| Your instructions |
Check each line for the word "name" and report how many have it. Give nothing else.

--- Start ---

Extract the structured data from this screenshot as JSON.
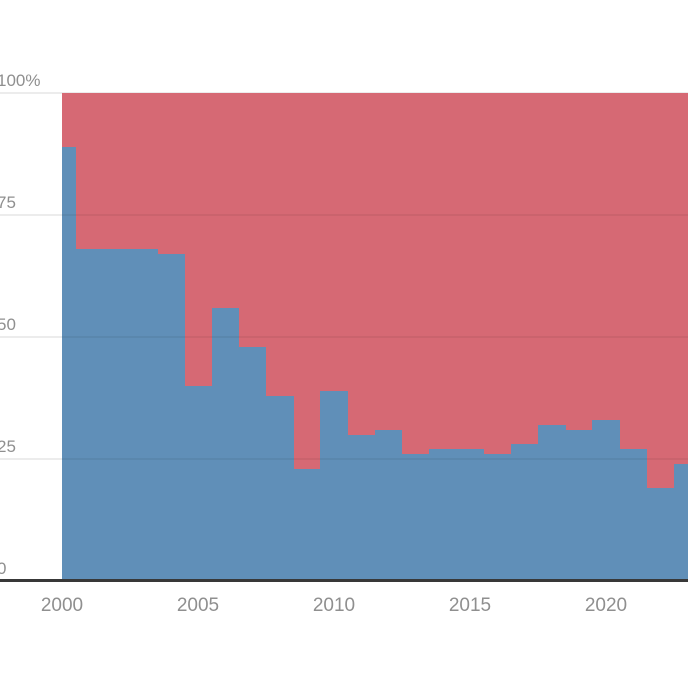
{
  "chart_data": {
    "type": "area",
    "variant": "100-percent-stacked-step",
    "x": [
      2000,
      2001,
      2002,
      2003,
      2004,
      2005,
      2006,
      2007,
      2008,
      2009,
      2010,
      2011,
      2012,
      2013,
      2014,
      2015,
      2016,
      2017,
      2018,
      2019,
      2020,
      2021,
      2022,
      2023
    ],
    "series": [
      {
        "name": "blue-bottom-share",
        "color": "#608fb8",
        "values": [
          89,
          68,
          68,
          68,
          67,
          40,
          56,
          48,
          38,
          23,
          39,
          30,
          31,
          26,
          27,
          27,
          26,
          28,
          32,
          31,
          33,
          27,
          19,
          24
        ]
      },
      {
        "name": "red-top-share",
        "color": "#d66974",
        "values": [
          11,
          32,
          32,
          32,
          33,
          60,
          44,
          52,
          62,
          77,
          61,
          70,
          69,
          74,
          73,
          73,
          74,
          72,
          68,
          69,
          67,
          73,
          81,
          76
        ]
      }
    ],
    "ylim": [
      0,
      100
    ],
    "xlim": [
      2000,
      2023
    ],
    "yticks": [
      {
        "label": "100%",
        "value": 100
      },
      {
        "label": "75",
        "value": 75
      },
      {
        "label": "50",
        "value": 50
      },
      {
        "label": "25",
        "value": 25
      },
      {
        "label": "0",
        "value": 0
      }
    ],
    "xticks": [
      {
        "label": "2000",
        "value": 2000
      },
      {
        "label": "2005",
        "value": 2005
      },
      {
        "label": "2010",
        "value": 2010
      },
      {
        "label": "2015",
        "value": 2015
      },
      {
        "label": "2020",
        "value": 2020
      }
    ],
    "grid": true,
    "legend": "none",
    "title": ""
  },
  "colors": {
    "background": "#ffffff",
    "gridline": "#ececec",
    "axis_line": "#383838",
    "tick_label": "#8f8f8f"
  }
}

--- End ---

| Correct result |
2